# Do this
Could you return, unchanged, the lines of the material below starting with the line containing "legend-swatch <box>180 54 259 68</box>" and going on through the line containing "legend-swatch <box>338 54 417 68</box>", with both of those lines included?

# Listed records
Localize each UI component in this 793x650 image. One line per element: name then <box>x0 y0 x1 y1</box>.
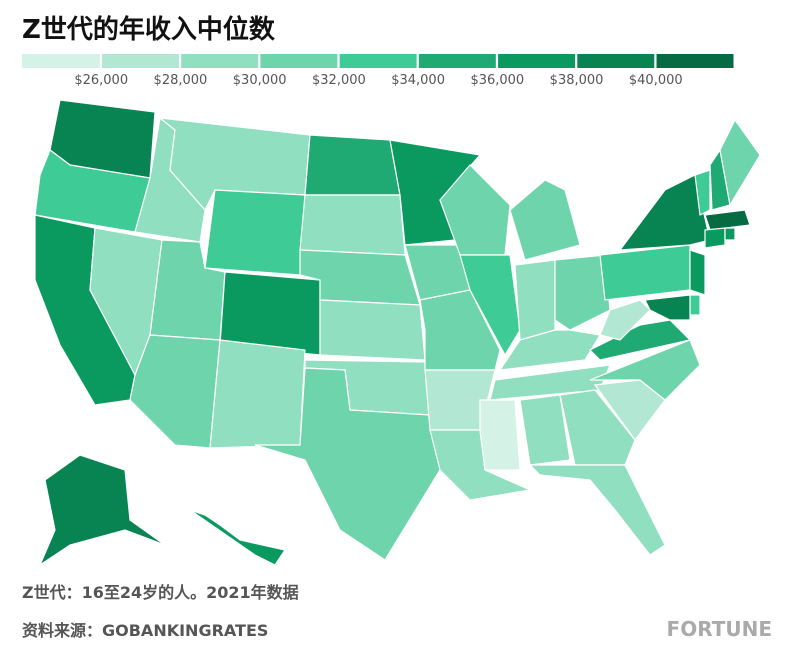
legend-swatch <box>180 54 259 68</box>
legend-label: $30,000 <box>233 73 287 88</box>
region <box>509 179 581 261</box>
source: 资料来源：GOBANKINGRATES <box>22 621 268 640</box>
legend-swatch <box>338 54 417 68</box>
legend-swatch <box>655 54 734 68</box>
legend-label: $28,000 <box>154 73 208 88</box>
legend-swatch <box>22 54 100 68</box>
region <box>304 134 401 196</box>
region <box>479 399 521 471</box>
region <box>559 389 636 466</box>
region <box>38 454 166 567</box>
region <box>704 227 726 249</box>
legend-label: $40,000 <box>629 73 683 88</box>
region <box>439 164 511 256</box>
region <box>204 189 306 276</box>
region <box>644 294 691 321</box>
region <box>599 244 691 301</box>
region <box>209 339 306 449</box>
legend-label: $34,000 <box>391 73 445 88</box>
region <box>519 394 571 466</box>
region <box>719 118 761 207</box>
region <box>319 299 426 361</box>
legend-label: $36,000 <box>470 73 524 88</box>
legend-swatch <box>497 54 576 68</box>
region <box>589 339 701 401</box>
legend-label: $32,000 <box>312 73 366 88</box>
region <box>459 254 521 357</box>
region <box>704 209 751 231</box>
region <box>514 259 556 341</box>
region <box>254 367 441 561</box>
legend-swatch <box>259 54 338 68</box>
region <box>129 334 221 449</box>
legend-swatch <box>101 54 179 68</box>
region <box>299 194 406 256</box>
region <box>554 254 611 331</box>
brand: FORTUNE <box>667 617 772 641</box>
region <box>689 249 706 296</box>
legend-label: $26,000 <box>74 73 128 88</box>
footnote: Z世代：16至24岁的人。2021年数据 <box>22 583 299 602</box>
legend-swatch <box>418 54 496 68</box>
region <box>599 299 651 341</box>
region <box>689 294 701 316</box>
legend-label: $38,000 <box>550 73 604 88</box>
region <box>498 329 601 371</box>
region <box>724 227 736 241</box>
chart-title: Z世代的年收入中位数 <box>22 14 276 45</box>
region <box>694 169 711 216</box>
region <box>189 509 286 566</box>
legend-swatch <box>576 54 655 68</box>
region <box>528 464 666 556</box>
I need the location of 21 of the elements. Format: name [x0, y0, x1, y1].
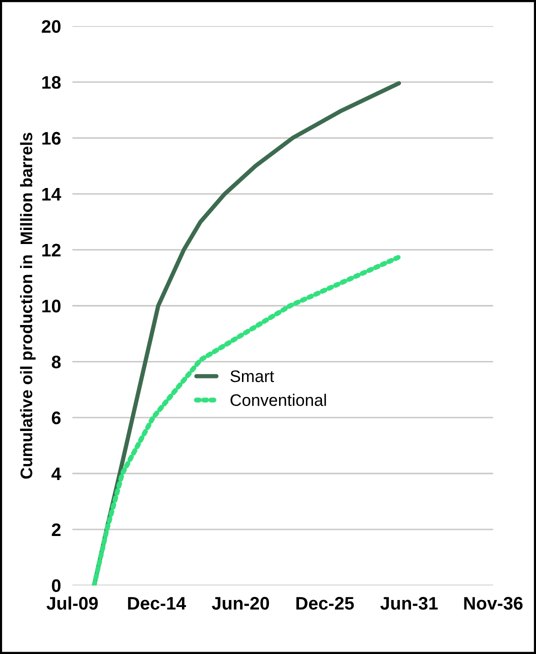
- legend-label: Conventional: [230, 394, 326, 406]
- x-tick-label: Dec-14: [128, 597, 186, 610]
- x-tick-label: Jun-20: [212, 596, 270, 610]
- y-tick-label: 18: [42, 76, 61, 89]
- y-tick-label: 14: [42, 188, 62, 200]
- y-tick-label: 10: [42, 300, 61, 312]
- y-tick-label: 6: [52, 412, 61, 424]
- y-tick-label: 8: [52, 356, 61, 368]
- y-tick-label: 4: [51, 468, 62, 480]
- y-axis-title: Cumulative oil production in Million barrels: [20, 132, 36, 479]
- line-series: [92, 254, 402, 586]
- x-tick-label: Dec-25: [296, 596, 354, 610]
- y-tick-label: 20: [42, 20, 61, 33]
- y-tick-label: 16: [42, 132, 61, 145]
- y-tick-label: 12: [42, 244, 61, 256]
- y-tick-label: 0: [52, 579, 61, 592]
- x-tick-label: Jul-09: [46, 596, 98, 610]
- x-tick-label: Nov-36: [464, 596, 523, 610]
- y-tick-label: 2: [52, 523, 61, 536]
- x-tick-label: Jun-31: [380, 596, 438, 610]
- legend-label: Smart: [230, 370, 274, 382]
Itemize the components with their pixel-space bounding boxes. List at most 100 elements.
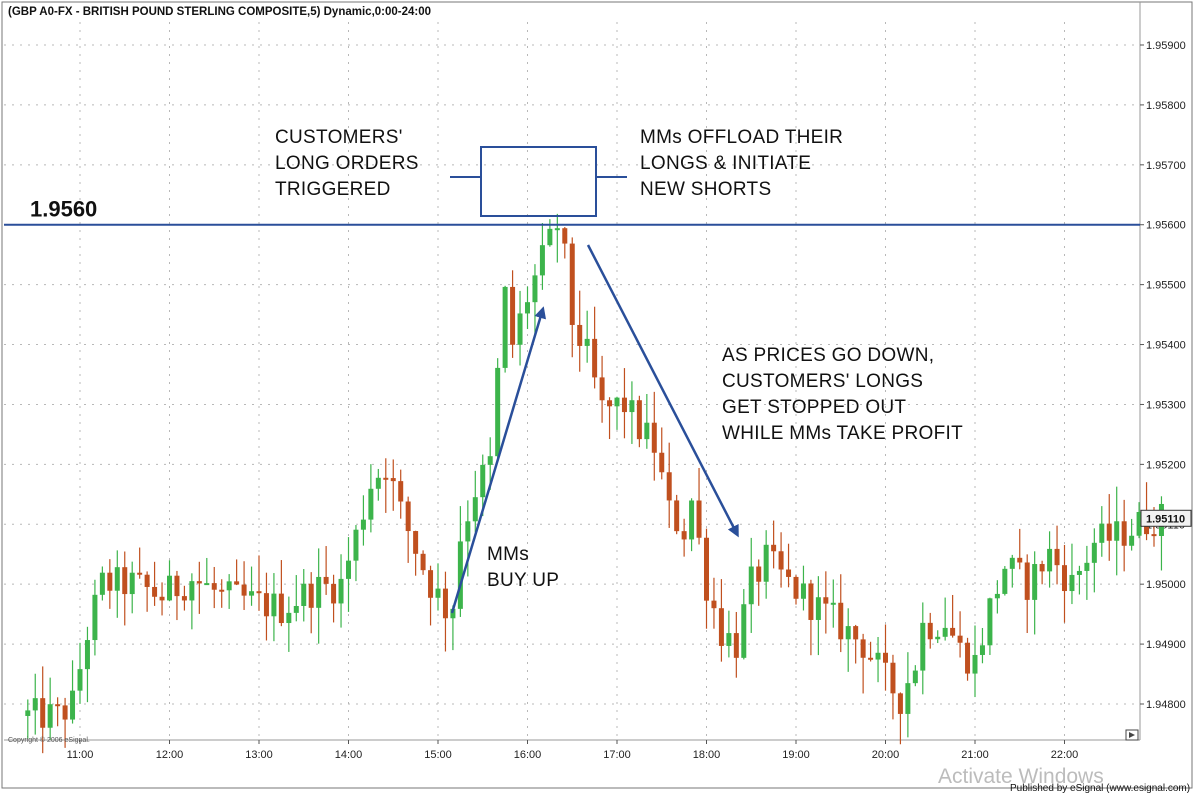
current-price-label: 1.95110	[1146, 513, 1185, 525]
time-tick-label: 20:00	[872, 749, 900, 761]
candle-body	[1129, 535, 1135, 546]
time-tick-label: 12:00	[156, 749, 184, 761]
candle-body	[577, 324, 583, 346]
time-tick-label: 17:00	[603, 749, 631, 761]
candle-body	[70, 690, 76, 720]
candle-body	[726, 633, 732, 646]
candle-body	[450, 608, 456, 619]
annotation-mms-offload: MMs OFFLOAD THEIR LONGS & INITIATE NEW S…	[640, 127, 843, 200]
price-tick-label: 1.95700	[1146, 160, 1186, 172]
price-tick-label: 1.94800	[1146, 699, 1186, 711]
sell-down-arrow-icon	[586, 244, 739, 538]
buy-up-arrow-icon	[450, 306, 547, 614]
key-level-label: 1.9560	[30, 197, 97, 222]
candle-body	[629, 400, 635, 413]
candle-body	[621, 397, 627, 413]
current-price-box	[1140, 509, 1192, 527]
published-by-label: Published by eSignal (www.esignal.com)	[1010, 783, 1190, 794]
candle-body	[883, 652, 888, 663]
time-tick-label: 18:00	[693, 749, 721, 761]
candles	[25, 213, 1164, 754]
candle-body	[32, 698, 38, 711]
candle-body	[457, 541, 463, 609]
time-tick-label: 16:00	[514, 749, 542, 761]
candle-body	[144, 574, 150, 587]
candle-body	[189, 581, 195, 601]
candle-body	[674, 500, 680, 532]
candle-body	[47, 704, 53, 728]
time-tick-label: 13:00	[245, 749, 273, 761]
candle-body	[196, 581, 202, 584]
annotation-line: NEW SHORTS	[640, 179, 771, 200]
candle-body	[241, 584, 247, 596]
price-tick-label: 1.95300	[1146, 399, 1186, 411]
candle-body	[480, 464, 486, 498]
candle-body	[256, 591, 262, 594]
annotation-line: GET STOPPED OUT	[722, 397, 906, 418]
candle-body	[278, 593, 284, 624]
candle-body	[532, 275, 538, 303]
price-axis: 1.94800 1.94900 1.95000 1.95110 1.95200 1.953…	[1140, 40, 1186, 711]
candle-body	[62, 705, 68, 720]
candle-body	[562, 228, 568, 244]
candle-body	[114, 567, 120, 591]
candle-body	[599, 377, 605, 401]
candle-body	[771, 544, 777, 552]
candle-body	[950, 627, 956, 636]
candle-body	[733, 633, 739, 658]
candle-body	[487, 456, 493, 465]
candle-body	[875, 652, 881, 660]
candle-body	[1024, 562, 1030, 600]
candle-body	[1047, 548, 1053, 572]
candle-body	[905, 683, 911, 714]
candle-body	[704, 537, 709, 601]
candle-body	[263, 593, 269, 617]
candle-body	[554, 228, 560, 231]
candle-body	[800, 583, 806, 599]
candle-body	[174, 575, 180, 597]
candle-body	[592, 338, 598, 378]
scroll-right-icon[interactable]	[1125, 729, 1139, 741]
candle-body	[346, 560, 351, 579]
candle-body	[823, 597, 829, 604]
candle-body	[308, 583, 314, 608]
candle-body	[1017, 557, 1023, 563]
candle-body	[55, 704, 61, 707]
candle-body	[853, 626, 859, 640]
annotation-line: BUY UP	[487, 570, 559, 591]
candle-body	[808, 583, 814, 620]
candle-body	[204, 583, 210, 586]
candle-body	[741, 604, 747, 658]
candle-body	[77, 669, 83, 691]
candle-body	[375, 477, 381, 489]
time-tick-label: 22:00	[1051, 749, 1079, 761]
candle-body	[286, 612, 292, 624]
candle-body	[1136, 512, 1142, 536]
candle-body	[1084, 562, 1090, 571]
candle-body	[763, 544, 769, 582]
candle-body	[1091, 542, 1097, 563]
peak-highlight-box	[480, 146, 597, 217]
candle-body	[99, 572, 105, 595]
candle-body	[122, 567, 128, 595]
candle-body	[718, 608, 724, 646]
candle-body	[234, 581, 240, 585]
candle-body	[711, 600, 717, 609]
candle-body	[748, 566, 754, 605]
annotation-line: LONG ORDERS	[275, 153, 419, 174]
candle-body	[167, 575, 172, 601]
candle-body	[293, 605, 299, 613]
candle-body	[92, 594, 98, 641]
candle-body	[972, 654, 978, 674]
copyright-label: Copyright © 2006 eSignal.	[8, 736, 90, 744]
candle-body	[502, 286, 508, 368]
candle-body	[211, 583, 217, 590]
candle-body	[912, 670, 918, 684]
candle-body	[868, 657, 874, 660]
candle-body	[607, 400, 613, 407]
candle-body	[1076, 570, 1082, 575]
candle-body	[1039, 564, 1045, 572]
candle-body	[368, 488, 374, 520]
candle-body	[510, 286, 516, 345]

# Exercise output
legend-swatch <box>180 54 259 68</box>
legend-label: $30,000 <box>233 73 287 88</box>
region <box>509 179 581 261</box>
source: 资料来源：GOBANKINGRATES <box>22 621 268 640</box>
legend-swatch <box>338 54 417 68</box>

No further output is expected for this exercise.